Stored data entries:
<<<<

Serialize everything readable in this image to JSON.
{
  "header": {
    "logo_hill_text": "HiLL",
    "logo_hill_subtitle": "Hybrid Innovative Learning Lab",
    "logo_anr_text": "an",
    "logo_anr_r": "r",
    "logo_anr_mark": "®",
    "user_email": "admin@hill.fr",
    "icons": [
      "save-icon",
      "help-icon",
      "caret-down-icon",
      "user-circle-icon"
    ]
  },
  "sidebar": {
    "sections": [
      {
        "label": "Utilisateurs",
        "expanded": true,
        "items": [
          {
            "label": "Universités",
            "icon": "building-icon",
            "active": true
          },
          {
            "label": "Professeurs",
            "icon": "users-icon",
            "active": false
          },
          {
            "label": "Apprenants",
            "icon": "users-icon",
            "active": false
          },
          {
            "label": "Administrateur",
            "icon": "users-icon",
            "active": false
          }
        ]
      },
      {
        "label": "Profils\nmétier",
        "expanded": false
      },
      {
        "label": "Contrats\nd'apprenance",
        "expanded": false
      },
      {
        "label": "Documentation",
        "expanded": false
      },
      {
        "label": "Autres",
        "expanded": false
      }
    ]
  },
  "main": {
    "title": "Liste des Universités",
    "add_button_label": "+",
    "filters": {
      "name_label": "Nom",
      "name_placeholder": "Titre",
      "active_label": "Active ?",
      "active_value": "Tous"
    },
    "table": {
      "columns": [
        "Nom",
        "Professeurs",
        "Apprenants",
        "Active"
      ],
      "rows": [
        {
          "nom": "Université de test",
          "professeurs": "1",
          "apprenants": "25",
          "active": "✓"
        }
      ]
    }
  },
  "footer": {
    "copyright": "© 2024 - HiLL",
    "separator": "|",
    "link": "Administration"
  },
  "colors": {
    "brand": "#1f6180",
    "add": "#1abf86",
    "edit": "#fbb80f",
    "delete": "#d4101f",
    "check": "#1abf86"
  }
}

>>>>

TO BE DONE. Reproduce the records in full, exactly as written.

FULL ANSWER.
Serialize everything readable in this image to JSON.
{
  "header": {
    "logo_hill_text": "HiLL",
    "logo_hill_subtitle": "Hybrid Innovative Learning Lab",
    "logo_anr_text": "an",
    "logo_anr_r": "r",
    "logo_anr_mark": "®",
    "user_email": "admin@hill.fr",
    "icons": [
      "save-icon",
      "help-icon",
      "caret-down-icon",
      "user-circle-icon"
    ]
  },
  "sidebar": {
    "sections": [
      {
        "label": "Utilisateurs",
        "expanded": true,
        "items": [
          {
            "label": "Universités",
            "icon": "building-icon",
            "active": true
          },
          {
            "label": "Professeurs",
            "icon": "users-icon",
            "active": false
          },
          {
            "label": "Apprenants",
            "icon": "users-icon",
            "active": false
          },
          {
            "label": "Administrateur",
            "icon": "users-icon",
            "active": false
          }
        ]
      },
      {
        "label": "Profils\nmétier",
        "expanded": false
      },
      {
        "label": "Contrats\nd'apprenance",
        "expanded": false
      },
      {
        "label": "Documentation",
        "expanded": false
      },
      {
        "label": "Autres",
        "expanded": false
      }
    ]
  },
  "main": {
    "title": "Liste des Universités",
    "add_button_label": "+",
    "filters": {
      "name_label": "Nom",
      "name_placeholder": "Titre",
      "active_label": "Active ?",
      "active_value": "Tous"
    },
    "table": {
      "columns": [
        "Nom",
        "Professeurs",
        "Apprenants",
        "Active"
      ],
      "rows": [
        {
          "nom": "Université de test",
          "professeurs": "1",
          "apprenants": "25",
          "active": "✓"
        }
      ]
    }
  },
  "footer": {
    "copyright": "© 2024 - HiLL",
    "separator": "|",
    "link": "Administration"
  },
  "colors": {
    "brand": "#1f6180",
    "add": "#1abf86",
    "edit": "#fbb80f",
    "delete": "#d4101f",
    "check": "#1abf86"
  }
}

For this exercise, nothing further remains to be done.